** MATERIAL PROVIDED **

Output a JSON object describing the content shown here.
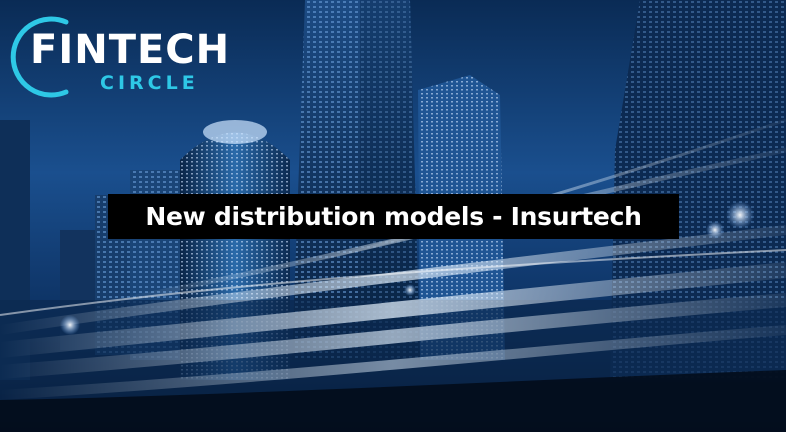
{
  "logo": {
    "word_part1": "FIN",
    "word_part2": "TECH",
    "subword": "CIRCLE",
    "accent_color": "#2ec8e6"
  },
  "banner": {
    "title": "New distribution models - Insurtech"
  },
  "background": {
    "scene": "city-skyscrapers-light-trails",
    "tint_color": "#0d3b72"
  }
}
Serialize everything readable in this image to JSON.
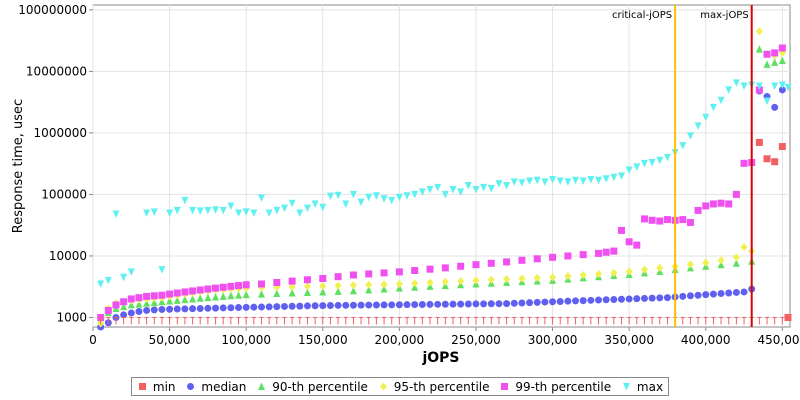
{
  "chart_data": {
    "type": "scatter",
    "title": "",
    "xlabel": "jOPS",
    "ylabel": "Response time, usec",
    "xlim": [
      0,
      455000
    ],
    "ylim": [
      700,
      120000000
    ],
    "y_scale": "log",
    "grid": true,
    "legend_position": "bottom",
    "x_ticks": [
      "0",
      "50,000",
      "100,000",
      "150,000",
      "200,000",
      "250,000",
      "300,000",
      "350,000",
      "400,000",
      "450,000"
    ],
    "y_ticks": [
      "1000",
      "10000",
      "100000",
      "1000000",
      "10000000",
      "100000000"
    ],
    "markers": [
      {
        "label": "critical-jOPS",
        "x": 380000,
        "color": "#FFC000"
      },
      {
        "label": "max-jOPS",
        "x": 430000,
        "color": "#DD0000"
      }
    ],
    "series": [
      {
        "name": "min",
        "color": "#F06060",
        "shape": "square",
        "x": [
          435000,
          440000,
          445000,
          450000,
          455000
        ],
        "y": [
          700000,
          380000,
          340000,
          600000,
          1000
        ]
      },
      {
        "name": "median",
        "color": "#6060F0",
        "shape": "circle",
        "x": [
          5000,
          10000,
          15000,
          20000,
          25000,
          30000,
          35000,
          40000,
          45000,
          50000,
          55000,
          60000,
          65000,
          70000,
          75000,
          80000,
          85000,
          90000,
          95000,
          100000,
          105000,
          110000,
          115000,
          120000,
          125000,
          130000,
          135000,
          140000,
          145000,
          150000,
          155000,
          160000,
          165000,
          170000,
          175000,
          180000,
          185000,
          190000,
          195000,
          200000,
          205000,
          210000,
          215000,
          220000,
          225000,
          230000,
          235000,
          240000,
          245000,
          250000,
          255000,
          260000,
          265000,
          270000,
          275000,
          280000,
          285000,
          290000,
          295000,
          300000,
          305000,
          310000,
          315000,
          320000,
          325000,
          330000,
          335000,
          340000,
          345000,
          350000,
          355000,
          360000,
          365000,
          370000,
          375000,
          380000,
          385000,
          390000,
          395000,
          400000,
          405000,
          410000,
          415000,
          420000,
          425000,
          430000,
          435000,
          440000,
          445000,
          450000
        ],
        "y": [
          700,
          820,
          1000,
          1100,
          1180,
          1250,
          1300,
          1330,
          1350,
          1360,
          1370,
          1380,
          1390,
          1400,
          1410,
          1420,
          1430,
          1440,
          1450,
          1460,
          1470,
          1480,
          1490,
          1500,
          1510,
          1520,
          1530,
          1540,
          1550,
          1560,
          1565,
          1570,
          1575,
          1580,
          1585,
          1590,
          1595,
          1600,
          1605,
          1610,
          1615,
          1620,
          1625,
          1630,
          1635,
          1640,
          1645,
          1650,
          1655,
          1660,
          1665,
          1670,
          1675,
          1680,
          1700,
          1720,
          1740,
          1760,
          1780,
          1800,
          1820,
          1840,
          1860,
          1880,
          1900,
          1920,
          1940,
          1960,
          1980,
          2000,
          2020,
          2040,
          2060,
          2080,
          2100,
          2150,
          2200,
          2250,
          2300,
          2350,
          2400,
          2450,
          2500,
          2550,
          2600,
          2900,
          4800000,
          3900000,
          2600000,
          5000000
        ]
      },
      {
        "name": "90-th percentile",
        "color": "#60E060",
        "shape": "triangle-up",
        "x": [
          5000,
          10000,
          15000,
          20000,
          25000,
          30000,
          35000,
          40000,
          45000,
          50000,
          55000,
          60000,
          65000,
          70000,
          75000,
          80000,
          85000,
          90000,
          95000,
          100000,
          110000,
          120000,
          130000,
          140000,
          150000,
          160000,
          170000,
          180000,
          190000,
          200000,
          210000,
          220000,
          230000,
          240000,
          250000,
          260000,
          270000,
          280000,
          290000,
          300000,
          310000,
          320000,
          330000,
          340000,
          350000,
          360000,
          370000,
          380000,
          390000,
          400000,
          410000,
          420000,
          430000,
          435000,
          440000,
          445000,
          450000
        ],
        "y": [
          900,
          1200,
          1400,
          1500,
          1600,
          1650,
          1700,
          1750,
          1800,
          1850,
          1900,
          1950,
          2000,
          2050,
          2100,
          2150,
          2200,
          2250,
          2300,
          2350,
          2400,
          2450,
          2500,
          2550,
          2600,
          2650,
          2700,
          2800,
          2900,
          3000,
          3100,
          3200,
          3300,
          3400,
          3500,
          3600,
          3700,
          3800,
          3900,
          4000,
          4200,
          4400,
          4600,
          4800,
          5000,
          5300,
          5600,
          6000,
          6400,
          6800,
          7200,
          7600,
          8200,
          23000000,
          13000000,
          14000000,
          15000000
        ]
      },
      {
        "name": "95-th percentile",
        "color": "#F0F050",
        "shape": "diamond",
        "x": [
          5000,
          10000,
          15000,
          20000,
          25000,
          30000,
          35000,
          40000,
          45000,
          50000,
          55000,
          60000,
          65000,
          70000,
          75000,
          80000,
          85000,
          90000,
          95000,
          100000,
          110000,
          120000,
          130000,
          140000,
          150000,
          160000,
          170000,
          180000,
          190000,
          200000,
          210000,
          220000,
          230000,
          240000,
          250000,
          260000,
          270000,
          280000,
          290000,
          300000,
          310000,
          320000,
          330000,
          340000,
          350000,
          360000,
          370000,
          380000,
          390000,
          400000,
          410000,
          420000,
          425000,
          430000,
          435000,
          440000,
          445000,
          450000
        ],
        "y": [
          800,
          1400,
          1700,
          1800,
          1900,
          1950,
          2000,
          2050,
          2100,
          2200,
          2300,
          2400,
          2500,
          2600,
          2700,
          2800,
          2850,
          2900,
          2950,
          3000,
          3050,
          3100,
          3150,
          3200,
          3250,
          3300,
          3350,
          3400,
          3450,
          3500,
          3600,
          3700,
          3800,
          3900,
          4000,
          4100,
          4200,
          4300,
          4400,
          4500,
          4700,
          4900,
          5100,
          5300,
          5600,
          6000,
          6400,
          6800,
          7300,
          7800,
          8500,
          9500,
          14000,
          12000,
          45000000,
          19000000,
          18000000,
          20000000
        ]
      },
      {
        "name": "99-th percentile",
        "color": "#F050F0",
        "shape": "square",
        "x": [
          5000,
          10000,
          15000,
          20000,
          25000,
          30000,
          35000,
          40000,
          45000,
          50000,
          55000,
          60000,
          65000,
          70000,
          75000,
          80000,
          85000,
          90000,
          95000,
          100000,
          110000,
          120000,
          130000,
          140000,
          150000,
          160000,
          170000,
          180000,
          190000,
          200000,
          210000,
          220000,
          230000,
          240000,
          250000,
          260000,
          270000,
          280000,
          290000,
          300000,
          310000,
          320000,
          330000,
          335000,
          340000,
          345000,
          350000,
          355000,
          360000,
          365000,
          370000,
          375000,
          380000,
          385000,
          390000,
          395000,
          400000,
          405000,
          410000,
          415000,
          420000,
          425000,
          430000,
          435000,
          440000,
          445000,
          450000
        ],
        "y": [
          1000,
          1300,
          1600,
          1800,
          2000,
          2100,
          2200,
          2250,
          2300,
          2400,
          2500,
          2600,
          2700,
          2800,
          2900,
          3000,
          3100,
          3200,
          3300,
          3400,
          3500,
          3700,
          3900,
          4100,
          4300,
          4600,
          4900,
          5100,
          5300,
          5500,
          5800,
          6100,
          6400,
          6800,
          7200,
          7600,
          8000,
          8500,
          9000,
          9500,
          10000,
          10500,
          11000,
          11500,
          12000,
          26000,
          17000,
          15000,
          40000,
          38000,
          37000,
          39000,
          38000,
          39000,
          35000,
          55000,
          65000,
          70000,
          72000,
          70000,
          100000,
          320000,
          330000,
          5000000,
          19000000,
          20000000,
          24000000
        ]
      },
      {
        "name": "max",
        "color": "#60F0F0",
        "shape": "triangle-down",
        "x": [
          5000,
          10000,
          15000,
          20000,
          25000,
          35000,
          40000,
          45000,
          50000,
          55000,
          60000,
          65000,
          70000,
          75000,
          80000,
          85000,
          90000,
          95000,
          100000,
          105000,
          110000,
          115000,
          120000,
          125000,
          130000,
          135000,
          140000,
          145000,
          150000,
          155000,
          160000,
          165000,
          170000,
          175000,
          180000,
          185000,
          190000,
          195000,
          200000,
          205000,
          210000,
          215000,
          220000,
          225000,
          230000,
          235000,
          240000,
          245000,
          250000,
          255000,
          260000,
          265000,
          270000,
          275000,
          280000,
          285000,
          290000,
          295000,
          300000,
          305000,
          310000,
          315000,
          320000,
          325000,
          330000,
          335000,
          340000,
          345000,
          350000,
          355000,
          360000,
          365000,
          370000,
          375000,
          380000,
          385000,
          390000,
          395000,
          400000,
          405000,
          410000,
          415000,
          420000,
          425000,
          430000,
          435000,
          440000,
          445000,
          450000,
          455000
        ],
        "y": [
          3500,
          4000,
          48000,
          4500,
          5500,
          50000,
          52000,
          6000,
          50000,
          55000,
          80000,
          55000,
          54000,
          55000,
          56000,
          55000,
          65000,
          50000,
          52000,
          50000,
          88000,
          50000,
          55000,
          60000,
          72000,
          50000,
          60000,
          70000,
          62000,
          94000,
          97000,
          70000,
          100000,
          75000,
          90000,
          95000,
          85000,
          80000,
          90000,
          95000,
          100000,
          110000,
          120000,
          130000,
          100000,
          120000,
          110000,
          140000,
          120000,
          130000,
          125000,
          150000,
          140000,
          160000,
          155000,
          165000,
          170000,
          160000,
          175000,
          165000,
          160000,
          170000,
          165000,
          175000,
          170000,
          180000,
          190000,
          200000,
          250000,
          280000,
          320000,
          330000,
          360000,
          400000,
          480000,
          620000,
          900000,
          1300000,
          1800000,
          2600000,
          3400000,
          5000000,
          6500000,
          5800000,
          6000000,
          5800000,
          3300000,
          5800000,
          6000000,
          5500000
        ]
      }
    ]
  },
  "legend": {
    "items": [
      {
        "label": "min",
        "color": "#F06060"
      },
      {
        "label": "median",
        "color": "#6060F0"
      },
      {
        "label": "90-th percentile",
        "color": "#60E060"
      },
      {
        "label": "95-th percentile",
        "color": "#F0F050"
      },
      {
        "label": "99-th percentile",
        "color": "#F050F0"
      },
      {
        "label": "max",
        "color": "#60F0F0"
      }
    ]
  }
}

** WHAT YOU ARE ASKED TO DO **
Note how many lines in the listing above hold the string "name", then give only that figure.

** RESPONSE **
6